## [Stated goal]
Restate the entries below verbatim.

## [Entries supplied]
%%

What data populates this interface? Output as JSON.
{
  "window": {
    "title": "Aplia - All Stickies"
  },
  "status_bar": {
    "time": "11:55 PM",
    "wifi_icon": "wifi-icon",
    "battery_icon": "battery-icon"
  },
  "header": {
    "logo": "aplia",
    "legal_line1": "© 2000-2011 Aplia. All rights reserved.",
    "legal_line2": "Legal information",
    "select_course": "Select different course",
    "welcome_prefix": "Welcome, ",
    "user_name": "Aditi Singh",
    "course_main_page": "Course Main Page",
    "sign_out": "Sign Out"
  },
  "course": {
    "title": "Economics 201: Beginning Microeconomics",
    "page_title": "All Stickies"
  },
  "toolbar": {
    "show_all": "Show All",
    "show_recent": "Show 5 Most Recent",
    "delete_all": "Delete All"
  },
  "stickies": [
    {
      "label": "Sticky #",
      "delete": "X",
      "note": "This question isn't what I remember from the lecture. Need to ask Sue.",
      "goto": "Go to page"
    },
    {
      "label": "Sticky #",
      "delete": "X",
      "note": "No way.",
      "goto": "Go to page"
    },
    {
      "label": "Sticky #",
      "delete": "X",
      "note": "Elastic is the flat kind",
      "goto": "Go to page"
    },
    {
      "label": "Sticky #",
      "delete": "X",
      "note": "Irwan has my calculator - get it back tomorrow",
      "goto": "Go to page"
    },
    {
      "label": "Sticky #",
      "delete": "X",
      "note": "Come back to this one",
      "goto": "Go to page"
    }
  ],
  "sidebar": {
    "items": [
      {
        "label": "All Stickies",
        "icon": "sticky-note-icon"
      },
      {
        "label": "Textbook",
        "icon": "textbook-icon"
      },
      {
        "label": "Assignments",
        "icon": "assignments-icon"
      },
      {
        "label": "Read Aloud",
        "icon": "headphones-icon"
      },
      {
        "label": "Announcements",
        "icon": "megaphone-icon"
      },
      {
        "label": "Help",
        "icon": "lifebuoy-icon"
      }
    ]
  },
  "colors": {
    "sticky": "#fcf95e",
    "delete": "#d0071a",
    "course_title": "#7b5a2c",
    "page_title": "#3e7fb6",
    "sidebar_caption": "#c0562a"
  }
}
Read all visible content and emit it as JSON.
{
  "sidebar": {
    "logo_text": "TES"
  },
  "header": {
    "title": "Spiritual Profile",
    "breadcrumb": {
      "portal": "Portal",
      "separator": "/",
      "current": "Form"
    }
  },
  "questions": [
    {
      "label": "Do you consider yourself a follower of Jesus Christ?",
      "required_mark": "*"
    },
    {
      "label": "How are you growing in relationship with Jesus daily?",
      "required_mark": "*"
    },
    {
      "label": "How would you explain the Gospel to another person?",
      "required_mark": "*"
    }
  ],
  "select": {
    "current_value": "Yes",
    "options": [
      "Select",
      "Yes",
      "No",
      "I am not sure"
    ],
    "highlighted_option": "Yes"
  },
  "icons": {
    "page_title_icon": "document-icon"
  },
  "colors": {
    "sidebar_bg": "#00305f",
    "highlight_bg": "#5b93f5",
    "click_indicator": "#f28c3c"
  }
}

%%

## [Answer to this exercise]
What data populates this interface? Output as JSON.
{
  "window": {
    "title": "Aplia - All Stickies"
  },
  "status_bar": {
    "time": "11:55 PM",
    "wifi_icon": "wifi-icon",
    "battery_icon": "battery-icon"
  },
  "header": {
    "logo": "aplia",
    "legal_line1": "© 2000-2011 Aplia. All rights reserved.",
    "legal_line2": "Legal information",
    "select_course": "Select different course",
    "welcome_prefix": "Welcome, ",
    "user_name": "Aditi Singh",
    "course_main_page": "Course Main Page",
    "sign_out": "Sign Out"
  },
  "course": {
    "title": "Economics 201: Beginning Microeconomics",
    "page_title": "All Stickies"
  },
  "toolbar": {
    "show_all": "Show All",
    "show_recent": "Show 5 Most Recent",
    "delete_all": "Delete All"
  },
  "stickies": [
    {
      "label": "Sticky #",
      "delete": "X",
      "note": "This question isn't what I remember from the lecture. Need to ask Sue.",
      "goto": "Go to page"
    },
    {
      "label": "Sticky #",
      "delete": "X",
      "note": "No way.",
      "goto": "Go to page"
    },
    {
      "label": "Sticky #",
      "delete": "X",
      "note": "Elastic is the flat kind",
      "goto": "Go to page"
    },
    {
      "label": "Sticky #",
      "delete": "X",
      "note": "Irwan has my calculator - get it back tomorrow",
      "goto": "Go to page"
    },
    {
      "label": "Sticky #",
      "delete": "X",
      "note": "Come back to this one",
      "goto": "Go to page"
    }
  ],
  "sidebar": {
    "items": [
      {
        "label": "All Stickies",
        "icon": "sticky-note-icon"
      },
      {
        "label": "Textbook",
        "icon": "textbook-icon"
      },
      {
        "label": "Assignments",
        "icon": "assignments-icon"
      },
      {
        "label": "Read Aloud",
        "icon": "headphones-icon"
      },
      {
        "label": "Announcements",
        "icon": "megaphone-icon"
      },
      {
        "label": "Help",
        "icon": "lifebuoy-icon"
      }
    ]
  },
  "colors": {
    "sticky": "#fcf95e",
    "delete": "#d0071a",
    "course_title": "#7b5a2c",
    "page_title": "#3e7fb6",
    "sidebar_caption": "#c0562a"
  }
}
Read all visible content and emit it as JSON.
{
  "sidebar": {
    "logo_text": "TES"
  },
  "header": {
    "title": "Spiritual Profile",
    "breadcrumb": {
      "portal": "Portal",
      "separator": "/",
      "current": "Form"
    }
  },
  "questions": [
    {
      "label": "Do you consider yourself a follower of Jesus Christ?",
      "required_mark": "*"
    },
    {
      "label": "How are you growing in relationship with Jesus daily?",
      "required_mark": "*"
    },
    {
      "label": "How would you explain the Gospel to another person?",
      "required_mark": "*"
    }
  ],
  "select": {
    "current_value": "Yes",
    "options": [
      "Select",
      "Yes",
      "No",
      "I am not sure"
    ],
    "highlighted_option": "Yes"
  },
  "icons": {
    "page_title_icon": "document-icon"
  },
  "colors": {
    "sidebar_bg": "#00305f",
    "highlight_bg": "#5b93f5",
    "click_indicator": "#f28c3c"
  }
}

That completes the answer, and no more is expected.